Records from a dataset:

☆ ☆ ☆ ☆

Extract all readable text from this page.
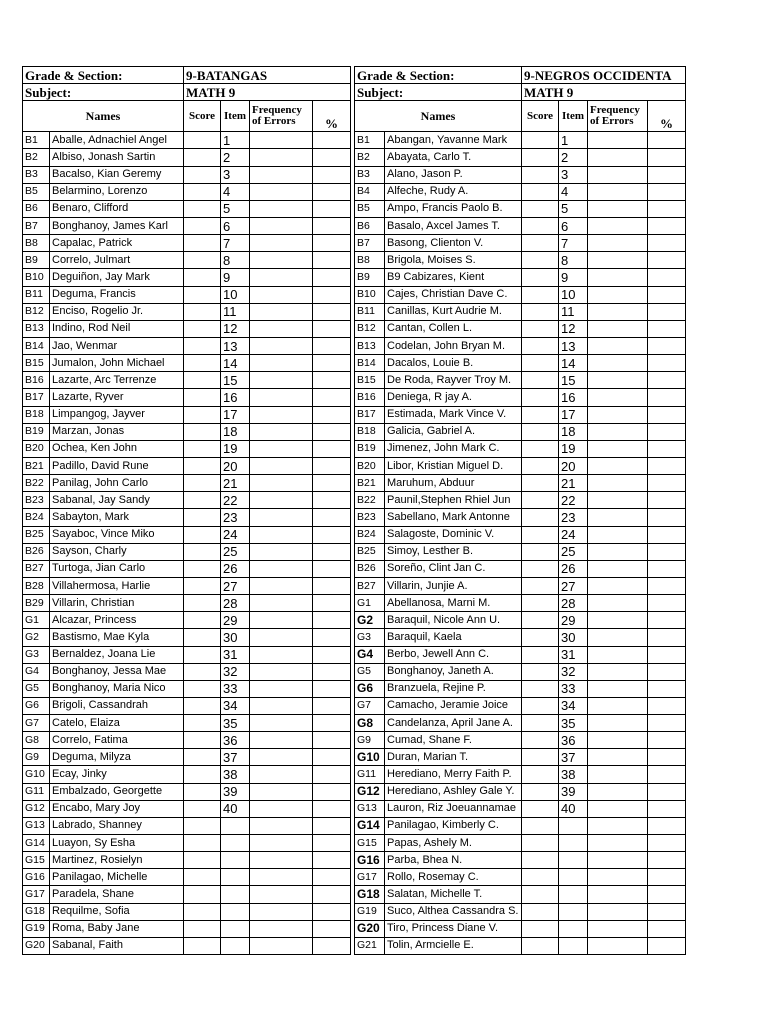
Grade & Section:		9-BATANGAS			
Subject:		MATH 9			
Names		Score	Item	Frequency of Errors	%
B1	Aballe, Adnachiel Angel		1		
B2	Albiso, Jonash Sartin		2		
B3	Bacalso, Kian Geremy		3		
B5	Belarmino, Lorenzo		4		
B6	Benaro, Clifford		5		
B7	Bonghanoy, James Karl		6		
B8	Capalac, Patrick		7		
B9	Correlo, Julmart		8		
B10	Deguiñon, Jay Mark		9		
B11	Deguma, Francis		10		
B12	Enciso, Rogelio Jr.		11		
B13	Indino, Rod Neil		12		
B14	Jao, Wenmar		13		
B15	Jumalon, John Michael		14		
B16	Lazarte, Arc Terrenze		15		
B17	Lazarte, Ryver		16		
B18	Limpangog, Jayver		17		
B19	Marzan, Jonas		18		
B20	Ochea, Ken John		19		
B21	Padillo, David Rune		20		
B22	Panilag, John Carlo		21		
B23	Sabanal, Jay Sandy		22		
B24	Sabayton, Mark		23		
B25	Sayaboc, Vince Miko		24		
B26	Sayson, Charly		25		
B27	Turtoga, Jian Carlo		26		
B28	Villahermosa, Harlie		27		
B29	Villarin, Christian		28		
G1	Alcazar, Princess		29		
G2	Bastismo, Mae Kyla		30		
G3	Bernaldez, Joana Lie		31		
G4	Bonghanoy, Jessa Mae		32		
G5	Bonghanoy, Maria Nico		33		
G6	Brigoli, Cassandrah		34		
G7	Catelo, Elaiza		35		
G8	Correlo, Fatima		36		
G9	Deguma, Milyza		37		
G10	Ecay, Jinky		38		
G11	Embalzado, Georgette		39		
G12	Encabo, Mary Joy		40		
G13	Labrado, Shanney				
G14	Luayon, Sy Esha				
G15	Martinez, Rosielyn				
G16	Panilagao, Michelle				
G17	Paradela, Shane				
G18	Requilme, Sofia				
G19	Roma, Baby Jane				
G20	Sabanal, Faith				
Grade & Section:		9-NEGROS OCCIDENTA			
Subject:		MATH 9			
Names		Score	Item	Frequency of Errors	%
B1	Abangan, Yavanne Mark		1		
B2	Abayata, Carlo T.		2		
B3	Alano, Jason P.		3		
B4	Alfeche, Rudy A.		4		
B5	Ampo, Francis Paolo B.		5		
B6	Basalo, Axcel James T.		6		
B7	Basong, Clienton V.		7		
B8	Brigola, Moises S.		8		
B9	B9 Cabizares, Kient		9		
B10	Cajes, Christian Dave C.		10		
B11	Canillas, Kurt Audrie M.		11		
B12	Cantan, Collen L.		12		
B13	Codelan, John Bryan M.		13		
B14	Dacalos, Louie B.		14		
B15	De Roda, Rayver Troy M.		15		
B16	Deniega, R jay A.		16		
B17	Estimada, Mark Vince V.		17		
B18	Galicia, Gabriel A.		18		
B19	Jimenez, John Mark C.		19		
B20	Libor, Kristian Miguel D.		20		
B21	Maruhum, Abduur		21		
B22	Paunil,Stephen Rhiel Jun		22		
B23	Sabellano, Mark Antonne		23		
B24	Salagoste, Dominic V.		24		
B25	Simoy, Lesther B.		25		
B26	Soreño, Clint Jan C.		26		
B27	Villarin, Junjie A.		27		
G1	Abellanosa, Marni M.		28		
G2	Baraquil, Nicole Ann U.		29		
G3	Baraquil, Kaela		30		
G4	Berbo, Jewell Ann C.		31		
G5	Bonghanoy, Janeth A.		32		
G6	Branzuela, Rejine P.		33		
G7	Camacho, Jeramie Joice		34		
G8	Candelanza, April Jane A.		35		
G9	Cumad, Shane F.		36		
G10	Duran, Marian T.		37		
G11	Herediano, Merry Faith P.		38		
G12	Herediano, Ashley Gale Y.		39		
G13	Lauron, Riz Joeuannamae		40		
G14	Panilagao, Kimberly C.				
G15	Papas, Ashely M.				
G16	Parba, Bhea N.				
G17	Rollo, Rosemay C.				
G18	Salatan, Michelle T.				
G19	Suco, Althea Cassandra S.				
G20	Tiro, Princess Diane V.				
G21	Tolin, Armcielle E.				
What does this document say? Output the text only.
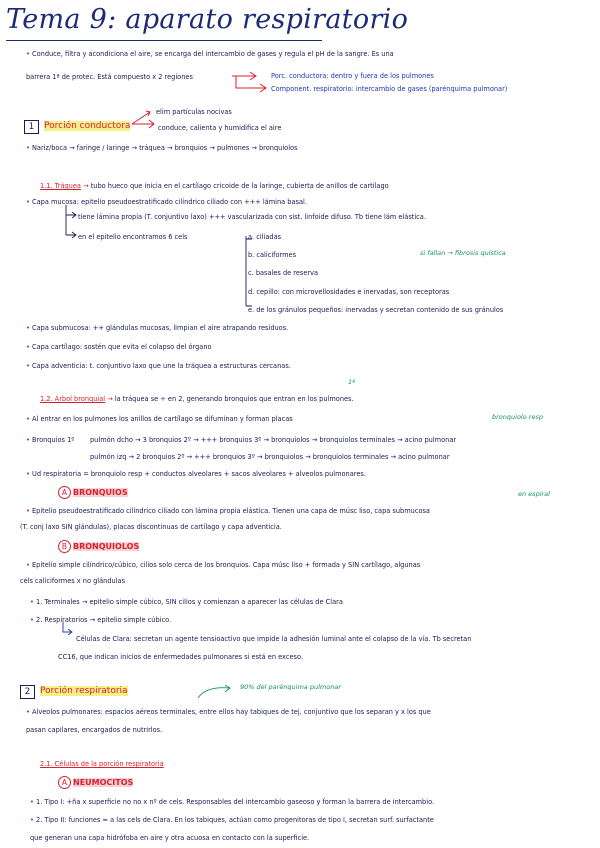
Tema 9: aparato respiratorio
• Conduce, filtra y acondiciona el aire, se encarga del intercambio de gases y regula el pH de la sangre. Es una
barrera 1ª de protec. Está compuesto x 2 regiones	Porc. conductora: dentro y fuera de los pulmones
Component. respiratorio: intercambio de gases (parénquima pulmonar)
1	Porción conductora
elim partículas nocivas
conduce, calienta y humidifica el aire
• Nariz/boca → faringe / laringe → tráquea → bronquios → pulmones → bronquiolos
1.1. Tráquea → tubo hueco que inicia en el cartílago cricoide de la laringe, cubierta de anillos de cartílago
• Capa mucosa: epitelio pseudoestratificado cilíndrico ciliado con +++ lámina basal.
tiene lámina propia (T. conjuntivo laxo) +++ vascularizada con sist. linfoide difuso. Tb tiene lám elástica.
en el epitelio encontramos 6 cels	a. ciliadas
b. caliciformes
c. basales de reserva
d. cepillo: con microvellosidades e inervadas, son receptoras
e. de los gránulos pequeños: inervadas y secretan contenido de sus gránulos
si fallan → fibrosis quística
• Capa submucosa: ++ glándulas mucosas, limpian el aire atrapando residuos.
• Capa cartílago: sostén que evita el colapso del órgano
• Capa adventicia: t. conjuntivo laxo que une la tráquea a estructuras cercanas.
1º
1.2. Árbol bronquial → la tráquea se ÷ en 2, generando bronquios que entran en los pulmones.
• Al entrar en los pulmones los anillos de cartílago se difuminan y forman placas	bronquiolo resp
• Bronquios 1º pulmón dcho → 3 bronquios 2º → +++ bronquios 3º → bronquiolos → bronquiolos terminales → acino pulmonar
pulmón izq → 2 bronquios 2º → +++ bronquios 3º → bronquiolos → bronquiolos terminales → acino pulmonar
• Ud respiratoria = bronquiolo resp + conductos alveolares + sacos alveolares + alveolos pulmonares.
A BRONQUIOS	en espiral
• Epitelio pseudoestratificado cilíndrico ciliado con lámina propia elástica. Tienen una capa de músc liso, capa submucosa
(T. conj laxo SIN glándulas), placas discontinuas de cartílago y capa adventicia.
B BRONQUIOLOS
• Epitelio simple cilíndrico/cúbico, cilios solo cerca de los bronquios. Capa músc liso + formada y SIN cartílago, algunas
céls caliciformes x no glándulas
• 1. Terminales → epitelio simple cúbico, SIN cilios y comienzan a aparecer las células de Clara
• 2. Respiratorios → epitelio simple cúbico.
Células de Clara: secretan un agente tensioactivo que impide la adhesión luminal ante el colapso de la vía. Tb secretan
CC16, que indican inicios de enfermedades pulmonares si está en exceso.
2	Porción respiratoria	90% del parénquima pulmonar
• Alveolos pulmonares: espacios aéreos terminales, entre ellos hay tabiques de tej. conjuntivo que los separan y x los que
pasan capilares, encargados de nutrirlos.
2.1. Células de la porción respiratoria
A NEUMOCITOS
• 1. Tipo I: +ña x superficie no no x nº de cels. Responsables del intercambio gaseoso y forman la barrera de intercambio.
• 2. Tipo II: funciones ≈ a las cels de Clara. En los tabiques, actúan como progenitoras de tipo I, secretan surf. surfactante
que generan una capa hidrófoba en aire y otra acuosa en contacto con la superficie.
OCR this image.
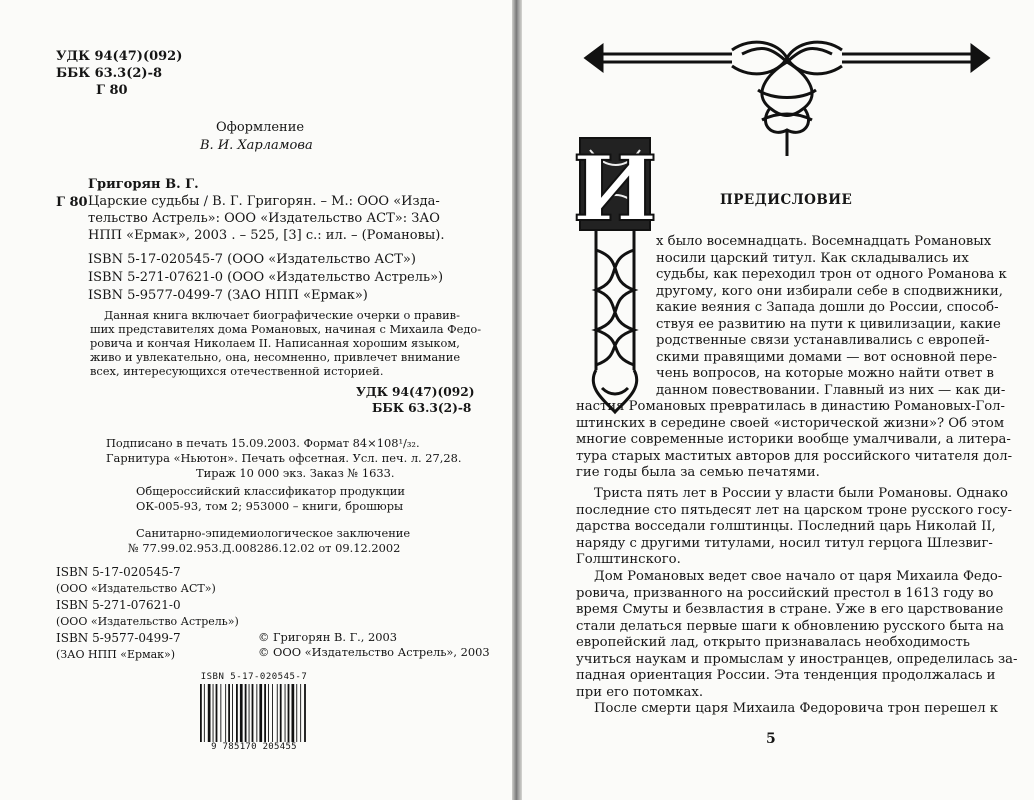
УДК 94(47)(092)

ББК 63.3(2)-8

Г 80

Оформление

В. И. Харламова

Григорян В. Г.

Г 80 Царские судьбы / В. Г. Григорян. – М.: ООО «Изда-
тельство Астрель»: ООО «Издательство АСТ»: ЗАО
НПП «Ермак», 2003 . – 525, [3] с.: ил. – (Романовы).
ISBN 5-17-020545-7 (ООО «Издательство АСТ»)
ISBN 5-271-07621-0 (ООО «Издательство Астрель»)
ISBN 5-9577-0499-7 (ЗАО НПП «Ермак»)
Данная книга включает биографические очерки о правив-
ших представителях дома Романовых, начиная с Михаила Федо-
ровича и кончая Николаем II. Написанная хорошим языком,
живо и увлекательно, она, несомненно, привлечет внимание
всех, интересующихся отечественной историей.

УДК 94(47)(092)

ББК 63.3(2)-8

Подписано в печать 15.09.2003. Формат 84×108¹/₃₂.
Гарнитура «Ньютон». Печать офсетная. Усл. печ. л. 27,28.
Тираж 10 000 экз. Заказ № 1633.
Общероссийский классификатор продукции
ОК-005-93, том 2; 953000 – книги, брошюры
Санитарно-эпидемиологическое заключение
№ 77.99.02.953.Д.008286.12.02 от 09.12.2002
ISBN 5-17-020545-7
(ООО «Издательство АСТ»)
ISBN 5-271-07621-0
(ООО «Издательство Астрель»)
ISBN 5-9577-0499-7
(ЗАО НПП «Ермак»)
© Григорян В. Г., 2003
© ООО «Издательство Астрель», 2003
ISBN 5-17-020545-7
9 785170 205455
И	ПРЕДИСЛОВИЕ

х было восемнадцать. Восемнадцать Романовых

носили царский титул. Как складывались их

судьбы, как переходил трон от одного Романова к

другому, кого они избирали себе в сподвижники,

какие веяния с Запада дошли до России, способ-

ствуя ее развитию на пути к цивилизации, какие

родственные связи устанавливались с европей-

скими правящими домами — вот основной пере-

чень вопросов, на которые можно найти ответ в

данном повествовании. Главный из них — как ди-

настия Романовых превратилась в династию Романовых-Гол-

штинских в середине своей «исторической жизни»? Об этом

многие современные историки вообще умалчивали, а литера-

тура старых маститых авторов для российского читателя дол-

гие годы была за семью печатями.

Триста пять лет в России у власти были Романовы. Однако

последние сто пятьдесят лет на царском троне русского госу-

дарства восседали голштинцы. Последний царь Николай II,

наряду с другими титулами, носил титул герцога Шлезвиг-

Голштинского.

Дом Романовых ведет свое начало от царя Михаила Федо-

ровича, призванного на российский престол в 1613 году во

время Смуты и безвластия в стране. Уже в его царствование

стали делаться первые шаги к обновлению русского быта на

европейский лад, открыто признавалась необходимость

учиться наукам и промыслам у иностранцев, определилась за-

падная ориентация России. Эта тенденция продолжалась и

при его потомках.

После смерти царя Михаила Федоровича трон перешел к

5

☆ ☆ ☆ ☆

Required task —
Collect each line of the entries that has the word "simple", copying it in full.

Response —
• Epitelio simple cilíndrico/cúbico, cilios solo cerca de los bronquios. Capa músc liso + formada y SIN cartílago, algunas
• 1. Terminales → epitelio simple cúbico, SIN cilios y comienzan a aparecer las células de Clara
• 2. Respiratorios → epitelio simple cúbico.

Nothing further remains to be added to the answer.